■ **Set exercise**
Count the lines below that contain the word "megapixel", and report only that number.

Extracted data entries
•••
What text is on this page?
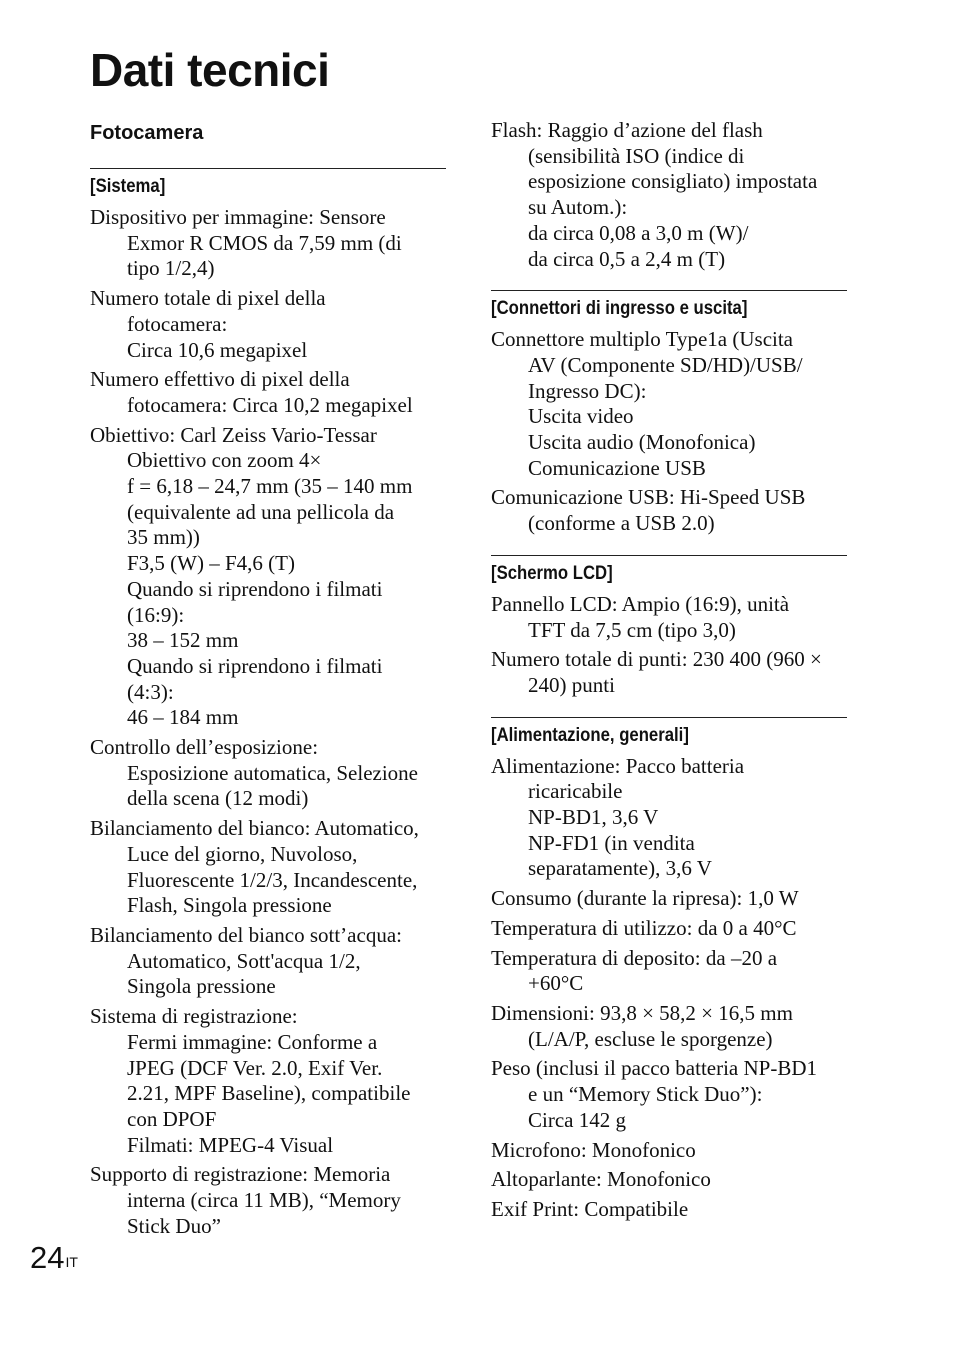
Dati tecnici
Fotocamera
[Sistema]
Dispositivo per immagine: Sensore
Exmor R CMOS da 7,59 mm (di
tipo 1/2,4)
Numero totale di pixel della
fotocamera:
Circa 10,6 megapixel
Numero effettivo di pixel della
fotocamera: Circa 10,2 megapixel
Obiettivo: Carl Zeiss Vario-Tessar
Obiettivo con zoom 4×
f = 6,18 – 24,7 mm (35 – 140 mm
(equivalente ad una pellicola da
35 mm))
F3,5 (W) – F4,6 (T)
Quando si riprendono i filmati
(16:9):
38 – 152 mm
Quando si riprendono i filmati
(4:3):
46 – 184 mm
Controllo dell’esposizione:
Esposizione automatica, Selezione
della scena (12 modi)
Bilanciamento del bianco: Automatico,
Luce del giorno, Nuvoloso,
Fluorescente 1/2/3, Incandescente,
Flash, Singola pressione
Bilanciamento del bianco sott’acqua:
Automatico, Sott'acqua 1/2,
Singola pressione
Sistema di registrazione:
Fermi immagine: Conforme a
JPEG (DCF Ver. 2.0, Exif Ver.
2.21, MPF Baseline), compatibile
con DPOF
Filmati: MPEG-4 Visual
Supporto di registrazione: Memoria
interna (circa 11 MB), “Memory
Stick Duo”
Flash: Raggio d’azione del flash
(sensibilità ISO (indice di
esposizione consigliato) impostata
su Autom.):
da circa 0,08 a 3,0 m (W)/
da circa 0,5 a 2,4 m (T)
[Connettori di ingresso e uscita]
Connettore multiplo Type1a (Uscita
AV (Componente SD/HD)/USB/
Ingresso DC):
Uscita video
Uscita audio (Monofonica)
Comunicazione USB
Comunicazione USB: Hi-Speed USB
(conforme a USB 2.0)
[Schermo LCD]
Pannello LCD: Ampio (16:9), unità
TFT da 7,5 cm (tipo 3,0)
Numero totale di punti: 230 400 (960 ×
240) punti
[Alimentazione, generali]
Alimentazione: Pacco batteria
ricaricabile
NP-BD1, 3,6 V
NP-FD1 (in vendita
separatamente), 3,6 V
Consumo (durante la ripresa): 1,0 W
Temperatura di utilizzo: da 0 a 40°C
Temperatura di deposito: da –20 a
+60°C
Dimensioni: 93,8 × 58,2 × 16,5 mm
(L/A/P, escluse le sporgenze)
Peso (inclusi il pacco batteria NP-BD1
e un “Memory Stick Duo”):
Circa 142 g
Microfono: Monofonico
Altoparlante: Monofonico
Exif Print: Compatibile
$24^{IT}$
•••
■ **Correct result**
2